** Your task **
Reproduce every line of the material below word for word, leaving out the pictures.

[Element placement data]
"""

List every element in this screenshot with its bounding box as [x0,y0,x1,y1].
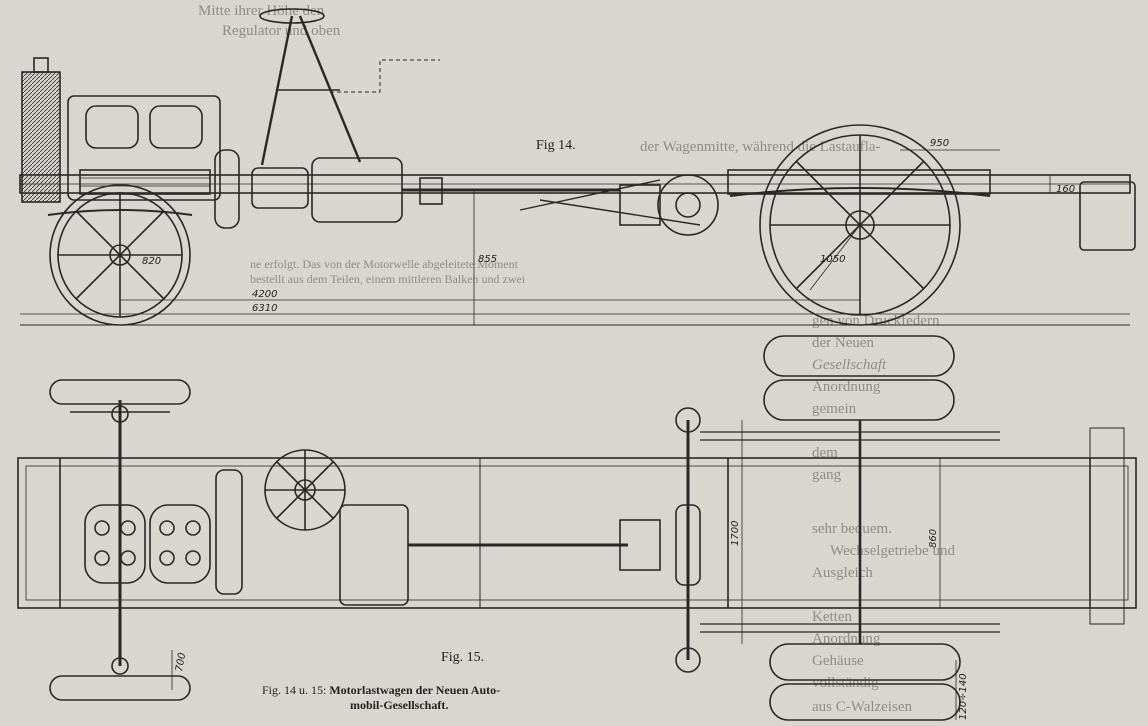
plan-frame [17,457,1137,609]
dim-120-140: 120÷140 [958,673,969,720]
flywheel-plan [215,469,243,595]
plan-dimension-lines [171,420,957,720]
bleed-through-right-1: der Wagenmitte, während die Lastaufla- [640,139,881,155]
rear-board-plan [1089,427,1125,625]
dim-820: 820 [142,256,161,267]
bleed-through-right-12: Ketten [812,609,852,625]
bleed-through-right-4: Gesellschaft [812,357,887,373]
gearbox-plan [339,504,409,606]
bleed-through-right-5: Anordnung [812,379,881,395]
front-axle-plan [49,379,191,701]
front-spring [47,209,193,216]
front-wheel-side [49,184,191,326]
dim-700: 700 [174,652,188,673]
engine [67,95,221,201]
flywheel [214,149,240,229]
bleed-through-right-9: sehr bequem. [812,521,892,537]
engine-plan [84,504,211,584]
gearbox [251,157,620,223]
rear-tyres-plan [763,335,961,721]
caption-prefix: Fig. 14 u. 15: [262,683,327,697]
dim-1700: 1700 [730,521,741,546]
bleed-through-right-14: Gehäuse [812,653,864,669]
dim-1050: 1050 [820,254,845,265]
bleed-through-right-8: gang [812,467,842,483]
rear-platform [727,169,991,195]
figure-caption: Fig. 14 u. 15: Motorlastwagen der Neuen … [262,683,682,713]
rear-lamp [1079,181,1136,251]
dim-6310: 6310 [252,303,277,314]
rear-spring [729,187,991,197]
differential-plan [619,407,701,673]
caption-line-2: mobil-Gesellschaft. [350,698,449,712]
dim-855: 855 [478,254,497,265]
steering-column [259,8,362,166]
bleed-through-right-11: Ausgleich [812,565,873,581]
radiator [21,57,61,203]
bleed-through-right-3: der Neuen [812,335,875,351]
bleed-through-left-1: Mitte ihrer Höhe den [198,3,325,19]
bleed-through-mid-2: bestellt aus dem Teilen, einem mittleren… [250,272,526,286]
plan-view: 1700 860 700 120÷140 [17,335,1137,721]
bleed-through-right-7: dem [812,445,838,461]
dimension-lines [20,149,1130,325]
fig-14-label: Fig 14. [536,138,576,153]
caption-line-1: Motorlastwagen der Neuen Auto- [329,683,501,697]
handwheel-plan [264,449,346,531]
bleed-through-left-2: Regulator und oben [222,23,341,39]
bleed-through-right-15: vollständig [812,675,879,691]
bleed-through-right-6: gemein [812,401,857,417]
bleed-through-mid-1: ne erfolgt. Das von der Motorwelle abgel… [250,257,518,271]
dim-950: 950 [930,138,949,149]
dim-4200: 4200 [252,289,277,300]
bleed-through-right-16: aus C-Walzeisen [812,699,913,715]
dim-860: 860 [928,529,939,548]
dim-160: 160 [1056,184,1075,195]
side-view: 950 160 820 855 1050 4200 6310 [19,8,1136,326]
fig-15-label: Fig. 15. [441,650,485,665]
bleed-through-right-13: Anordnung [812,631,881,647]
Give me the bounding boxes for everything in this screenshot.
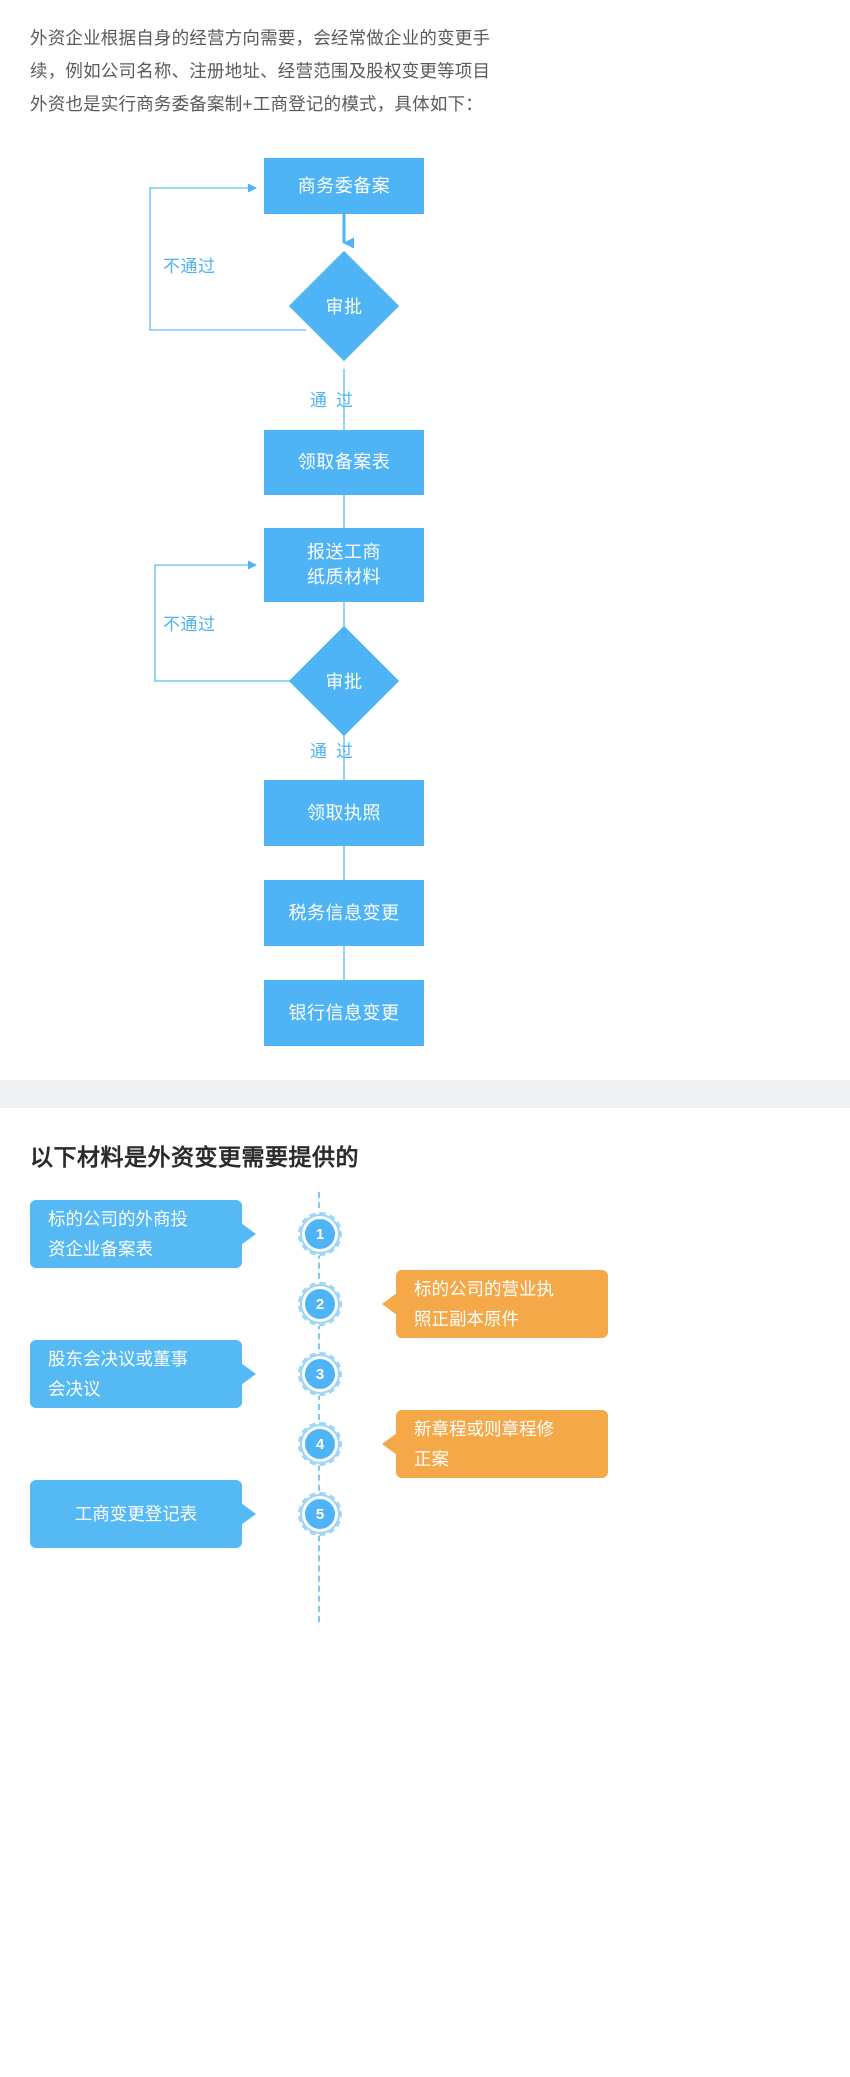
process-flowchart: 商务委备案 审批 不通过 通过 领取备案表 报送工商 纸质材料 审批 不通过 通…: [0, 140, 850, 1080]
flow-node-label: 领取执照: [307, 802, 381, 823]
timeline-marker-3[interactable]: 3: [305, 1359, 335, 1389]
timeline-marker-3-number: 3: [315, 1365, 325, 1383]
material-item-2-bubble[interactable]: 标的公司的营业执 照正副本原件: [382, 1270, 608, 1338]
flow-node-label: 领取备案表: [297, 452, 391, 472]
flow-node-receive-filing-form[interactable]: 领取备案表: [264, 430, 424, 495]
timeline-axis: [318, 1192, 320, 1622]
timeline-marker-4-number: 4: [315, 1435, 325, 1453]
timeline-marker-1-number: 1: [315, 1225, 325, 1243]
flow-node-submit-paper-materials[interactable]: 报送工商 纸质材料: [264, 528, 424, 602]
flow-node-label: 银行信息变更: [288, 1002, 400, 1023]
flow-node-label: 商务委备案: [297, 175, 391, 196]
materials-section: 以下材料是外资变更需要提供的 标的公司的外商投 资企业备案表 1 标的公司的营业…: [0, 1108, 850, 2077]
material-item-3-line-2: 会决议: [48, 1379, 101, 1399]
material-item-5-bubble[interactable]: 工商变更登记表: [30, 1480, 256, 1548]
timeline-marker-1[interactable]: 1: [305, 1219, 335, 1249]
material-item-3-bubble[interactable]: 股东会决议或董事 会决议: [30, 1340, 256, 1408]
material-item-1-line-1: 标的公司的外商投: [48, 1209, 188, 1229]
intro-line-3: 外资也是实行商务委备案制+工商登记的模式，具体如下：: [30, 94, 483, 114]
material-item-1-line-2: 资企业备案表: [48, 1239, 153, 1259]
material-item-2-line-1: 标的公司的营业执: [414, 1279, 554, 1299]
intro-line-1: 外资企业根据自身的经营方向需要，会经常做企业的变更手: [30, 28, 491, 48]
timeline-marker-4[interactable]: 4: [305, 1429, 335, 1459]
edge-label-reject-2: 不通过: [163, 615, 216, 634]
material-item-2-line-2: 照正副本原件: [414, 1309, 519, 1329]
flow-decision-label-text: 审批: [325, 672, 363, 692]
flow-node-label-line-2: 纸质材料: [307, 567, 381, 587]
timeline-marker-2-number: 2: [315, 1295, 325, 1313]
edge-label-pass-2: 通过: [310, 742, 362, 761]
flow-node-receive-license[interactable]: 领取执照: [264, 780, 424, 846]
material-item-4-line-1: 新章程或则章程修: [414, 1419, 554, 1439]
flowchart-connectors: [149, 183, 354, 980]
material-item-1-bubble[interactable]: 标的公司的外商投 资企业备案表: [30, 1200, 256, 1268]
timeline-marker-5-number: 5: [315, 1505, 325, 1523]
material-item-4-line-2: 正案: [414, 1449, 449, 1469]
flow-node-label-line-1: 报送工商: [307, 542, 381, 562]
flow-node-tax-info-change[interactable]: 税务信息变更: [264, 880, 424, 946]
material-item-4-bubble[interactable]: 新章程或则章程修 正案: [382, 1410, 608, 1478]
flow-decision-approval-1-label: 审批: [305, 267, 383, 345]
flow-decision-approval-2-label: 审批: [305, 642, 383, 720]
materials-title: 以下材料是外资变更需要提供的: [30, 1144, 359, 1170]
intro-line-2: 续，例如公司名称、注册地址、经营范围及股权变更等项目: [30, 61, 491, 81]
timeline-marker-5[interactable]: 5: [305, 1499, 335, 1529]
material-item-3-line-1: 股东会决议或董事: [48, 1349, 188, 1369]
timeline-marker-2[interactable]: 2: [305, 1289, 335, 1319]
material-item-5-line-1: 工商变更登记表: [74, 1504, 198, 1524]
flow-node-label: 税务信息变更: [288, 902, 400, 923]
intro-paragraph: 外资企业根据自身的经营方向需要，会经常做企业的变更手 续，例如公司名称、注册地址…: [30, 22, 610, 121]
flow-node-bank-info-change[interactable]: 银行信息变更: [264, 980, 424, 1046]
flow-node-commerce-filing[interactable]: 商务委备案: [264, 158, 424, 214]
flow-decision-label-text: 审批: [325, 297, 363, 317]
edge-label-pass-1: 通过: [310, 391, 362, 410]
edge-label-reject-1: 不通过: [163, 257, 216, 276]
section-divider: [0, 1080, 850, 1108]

"""

** The solution **
List every element in this screenshot with its bounding box as [x0,y0,x1,y1].
plan-frame [17,457,1137,609]
dim-120-140: 120÷140 [958,673,969,720]
flywheel-plan [215,469,243,595]
plan-dimension-lines [171,420,957,720]
bleed-through-right-1: der Wagenmitte, während die Lastaufla- [640,139,881,155]
rear-board-plan [1089,427,1125,625]
dim-820: 820 [142,256,161,267]
bleed-through-right-12: Ketten [812,609,852,625]
bleed-through-right-4: Gesellschaft [812,357,887,373]
gearbox-plan [339,504,409,606]
bleed-through-right-5: Anordnung [812,379,881,395]
front-axle-plan [49,379,191,701]
front-spring [47,209,193,216]
front-wheel-side [49,184,191,326]
dim-700: 700 [174,652,188,673]
engine [67,95,221,201]
flywheel [214,149,240,229]
bleed-through-right-9: sehr bequem. [812,521,892,537]
engine-plan [84,504,211,584]
gearbox [251,157,620,223]
rear-tyres-plan [763,335,961,721]
caption-prefix: Fig. 14 u. 15: [262,683,327,697]
dim-1700: 1700 [730,521,741,546]
bleed-through-right-14: Gehäuse [812,653,864,669]
dim-1050: 1050 [820,254,845,265]
bleed-through-right-8: gang [812,467,842,483]
rear-platform [727,169,991,195]
figure-caption: Fig. 14 u. 15: Motorlastwagen der Neuen … [262,683,682,713]
rear-lamp [1079,181,1136,251]
dim-6310: 6310 [252,303,277,314]
rear-spring [729,187,991,197]
differential-plan [619,407,701,673]
caption-line-2: mobil-Gesellschaft. [350,698,449,712]
dim-855: 855 [478,254,497,265]
steering-column [259,8,362,166]
bleed-through-right-11: Ausgleich [812,565,873,581]
radiator [21,57,61,203]
bleed-through-right-3: der Neuen [812,335,875,351]
bleed-through-left-1: Mitte ihrer Höhe den [198,3,325,19]
bleed-through-mid-2: bestellt aus dem Teilen, einem mittleren… [250,272,526,286]
plan-view: 1700 860 700 120÷140 [17,335,1137,721]
bleed-through-right-7: dem [812,445,838,461]
dimension-lines [20,149,1130,325]
fig-14-label: Fig 14. [536,138,576,153]
caption-line-1: Motorlastwagen der Neuen Auto- [329,683,501,697]
handwheel-plan [264,449,346,531]
bleed-through-left-2: Regulator und oben [222,23,341,39]
bleed-through-right-15: vollständig [812,675,879,691]
bleed-through-right-6: gemein [812,401,857,417]
bleed-through-mid-1: ne erfolgt. Das von der Motorwelle abgel… [250,257,518,271]
dim-950: 950 [930,138,949,149]
dim-4200: 4200 [252,289,277,300]
bleed-through-right-16: aus C-Walzeisen [812,699,913,715]
dim-860: 860 [928,529,939,548]
dim-160: 160 [1056,184,1075,195]
side-view: 950 160 820 855 1050 4200 6310 [19,8,1136,326]
fig-15-label: Fig. 15. [441,650,485,665]
bleed-through-right-13: Anordnung [812,631,881,647]
Give me the bounding boxes for everything in this screenshot.
process-flowchart: 商务委备案 审批 不通过 通过 领取备案表 报送工商 纸质材料 审批 不通过 通…: [0, 140, 850, 1080]
flow-node-label: 领取执照: [307, 802, 381, 823]
timeline-marker-3[interactable]: 3: [305, 1359, 335, 1389]
timeline-marker-3-number: 3: [315, 1365, 325, 1383]
material-item-2-bubble[interactable]: 标的公司的营业执 照正副本原件: [382, 1270, 608, 1338]
flow-node-label: 领取备案表: [297, 452, 391, 472]
flow-node-receive-filing-form[interactable]: 领取备案表: [264, 430, 424, 495]
timeline-axis: [318, 1192, 320, 1622]
timeline-marker-4-number: 4: [315, 1435, 325, 1453]
timeline-marker-1-number: 1: [315, 1225, 325, 1243]
flow-node-submit-paper-materials[interactable]: 报送工商 纸质材料: [264, 528, 424, 602]
flow-node-label: 银行信息变更: [288, 1002, 400, 1023]
flow-node-label: 商务委备案: [297, 175, 391, 196]
materials-section: 以下材料是外资变更需要提供的 标的公司的外商投 资企业备案表 1 标的公司的营业…: [0, 1108, 850, 2077]
material-item-3-line-2: 会决议: [48, 1379, 101, 1399]
material-item-5-bubble[interactable]: 工商变更登记表: [30, 1480, 256, 1548]
timeline-marker-1[interactable]: 1: [305, 1219, 335, 1249]
material-item-3-bubble[interactable]: 股东会决议或董事 会决议: [30, 1340, 256, 1408]
material-item-1-line-1: 标的公司的外商投: [48, 1209, 188, 1229]
intro-line-3: 外资也是实行商务委备案制+工商登记的模式，具体如下：: [30, 94, 483, 114]
material-item-1-line-2: 资企业备案表: [48, 1239, 153, 1259]
material-item-2-line-1: 标的公司的营业执: [414, 1279, 554, 1299]
intro-line-1: 外资企业根据自身的经营方向需要，会经常做企业的变更手: [30, 28, 491, 48]
timeline-marker-4[interactable]: 4: [305, 1429, 335, 1459]
edge-label-reject-2: 不通过: [163, 615, 216, 634]
material-item-2-line-2: 照正副本原件: [414, 1309, 519, 1329]
flow-decision-label-text: 审批: [325, 672, 363, 692]
flow-node-label-line-2: 纸质材料: [307, 567, 381, 587]
timeline-marker-2-number: 2: [315, 1295, 325, 1313]
edge-label-pass-2: 通过: [310, 742, 362, 761]
flow-node-receive-license[interactable]: 领取执照: [264, 780, 424, 846]
material-item-4-line-1: 新章程或则章程修: [414, 1419, 554, 1439]
flowchart-connectors: [149, 183, 354, 980]
material-item-1-bubble[interactable]: 标的公司的外商投 资企业备案表: [30, 1200, 256, 1268]
timeline-marker-5-number: 5: [315, 1505, 325, 1523]
material-item-4-line-2: 正案: [414, 1449, 449, 1469]
flow-node-label-line-1: 报送工商: [307, 542, 381, 562]
flow-node-tax-info-change[interactable]: 税务信息变更: [264, 880, 424, 946]
material-item-4-bubble[interactable]: 新章程或则章程修 正案: [382, 1410, 608, 1478]
flow-decision-approval-1-label: 审批: [305, 267, 383, 345]
flow-decision-approval-2-label: 审批: [305, 642, 383, 720]
materials-title: 以下材料是外资变更需要提供的: [30, 1144, 359, 1170]
intro-line-2: 续，例如公司名称、注册地址、经营范围及股权变更等项目: [30, 61, 491, 81]
timeline-marker-5[interactable]: 5: [305, 1499, 335, 1529]
material-item-3-line-1: 股东会决议或董事: [48, 1349, 188, 1369]
timeline-marker-2[interactable]: 2: [305, 1289, 335, 1319]
material-item-5-line-1: 工商变更登记表: [74, 1504, 198, 1524]
flow-node-label: 税务信息变更: [288, 902, 400, 923]
intro-paragraph: 外资企业根据自身的经营方向需要，会经常做企业的变更手 续，例如公司名称、注册地址…: [30, 22, 610, 121]
flow-node-bank-info-change[interactable]: 银行信息变更: [264, 980, 424, 1046]
flow-node-commerce-filing[interactable]: 商务委备案: [264, 158, 424, 214]
flow-decision-label-text: 审批: [325, 297, 363, 317]
edge-label-pass-1: 通过: [310, 391, 362, 410]
edge-label-reject-1: 不通过: [163, 257, 216, 276]
section-divider: [0, 1080, 850, 1108]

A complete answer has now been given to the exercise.